Dataset records
# # # #

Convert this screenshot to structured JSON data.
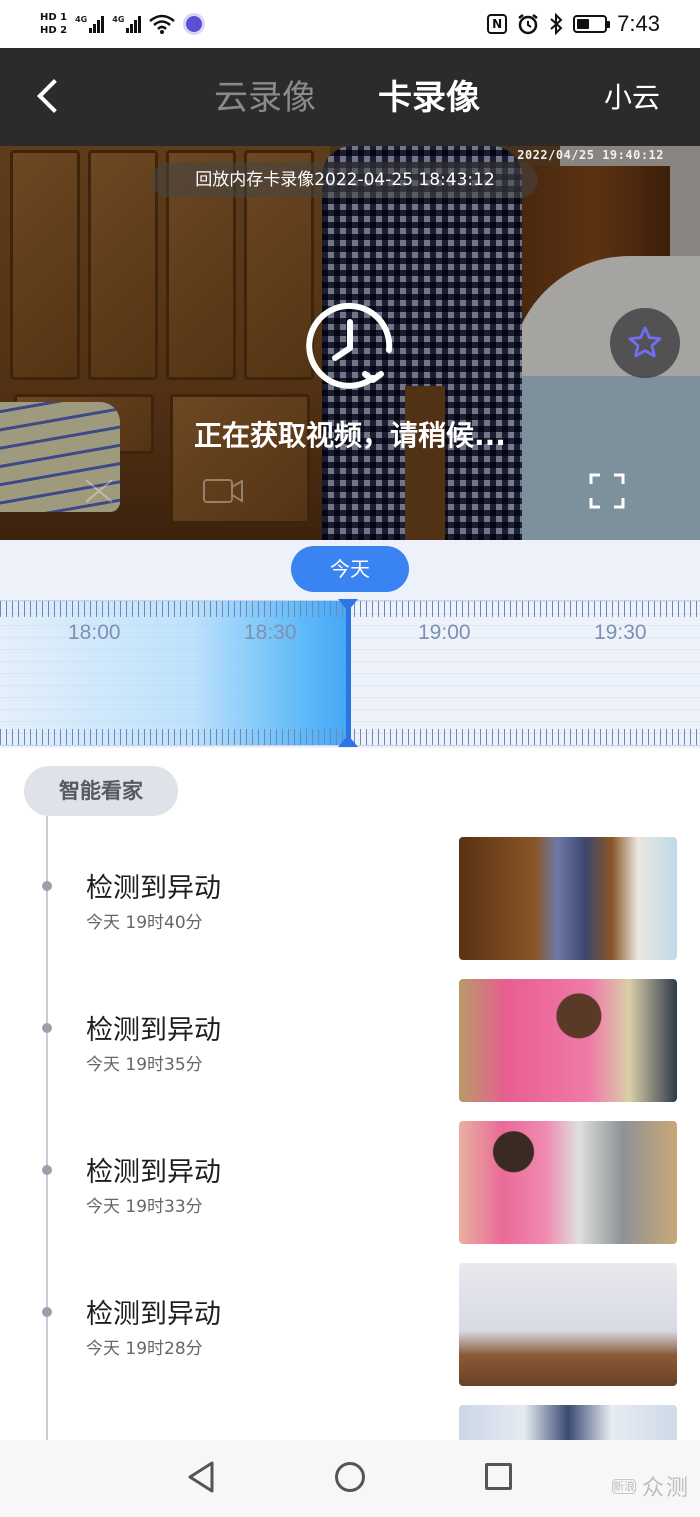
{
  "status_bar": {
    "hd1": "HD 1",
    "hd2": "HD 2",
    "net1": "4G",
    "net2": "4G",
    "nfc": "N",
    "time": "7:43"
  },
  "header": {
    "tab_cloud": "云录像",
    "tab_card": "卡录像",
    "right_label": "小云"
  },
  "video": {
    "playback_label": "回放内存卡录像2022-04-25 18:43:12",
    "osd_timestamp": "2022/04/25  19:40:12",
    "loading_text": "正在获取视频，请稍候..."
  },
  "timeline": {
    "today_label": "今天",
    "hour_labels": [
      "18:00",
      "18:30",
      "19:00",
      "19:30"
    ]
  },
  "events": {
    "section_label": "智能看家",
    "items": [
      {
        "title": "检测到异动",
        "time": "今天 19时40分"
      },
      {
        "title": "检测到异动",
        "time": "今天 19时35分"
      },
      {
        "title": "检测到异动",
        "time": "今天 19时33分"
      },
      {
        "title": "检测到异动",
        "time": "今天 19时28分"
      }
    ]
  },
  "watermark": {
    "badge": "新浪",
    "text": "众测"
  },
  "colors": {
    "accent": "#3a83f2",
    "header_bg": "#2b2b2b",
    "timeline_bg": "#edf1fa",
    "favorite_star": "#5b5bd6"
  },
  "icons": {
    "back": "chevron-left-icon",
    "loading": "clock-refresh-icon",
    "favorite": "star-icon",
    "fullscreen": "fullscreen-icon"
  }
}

# # # #

# Stated problem
Omit each picture, then return all of the listing exactly as it stands.

# In response
Convert this screenshot to structured JSON data.
{
  "status_bar": {
    "hd1": "HD 1",
    "hd2": "HD 2",
    "net1": "4G",
    "net2": "4G",
    "nfc": "N",
    "time": "7:43"
  },
  "header": {
    "tab_cloud": "云录像",
    "tab_card": "卡录像",
    "right_label": "小云"
  },
  "video": {
    "playback_label": "回放内存卡录像2022-04-25 18:43:12",
    "osd_timestamp": "2022/04/25  19:40:12",
    "loading_text": "正在获取视频，请稍候..."
  },
  "timeline": {
    "today_label": "今天",
    "hour_labels": [
      "18:00",
      "18:30",
      "19:00",
      "19:30"
    ]
  },
  "events": {
    "section_label": "智能看家",
    "items": [
      {
        "title": "检测到异动",
        "time": "今天 19时40分"
      },
      {
        "title": "检测到异动",
        "time": "今天 19时35分"
      },
      {
        "title": "检测到异动",
        "time": "今天 19时33分"
      },
      {
        "title": "检测到异动",
        "time": "今天 19时28分"
      }
    ]
  },
  "watermark": {
    "badge": "新浪",
    "text": "众测"
  },
  "colors": {
    "accent": "#3a83f2",
    "header_bg": "#2b2b2b",
    "timeline_bg": "#edf1fa",
    "favorite_star": "#5b5bd6"
  },
  "icons": {
    "back": "chevron-left-icon",
    "loading": "clock-refresh-icon",
    "favorite": "star-icon",
    "fullscreen": "fullscreen-icon"
  }
}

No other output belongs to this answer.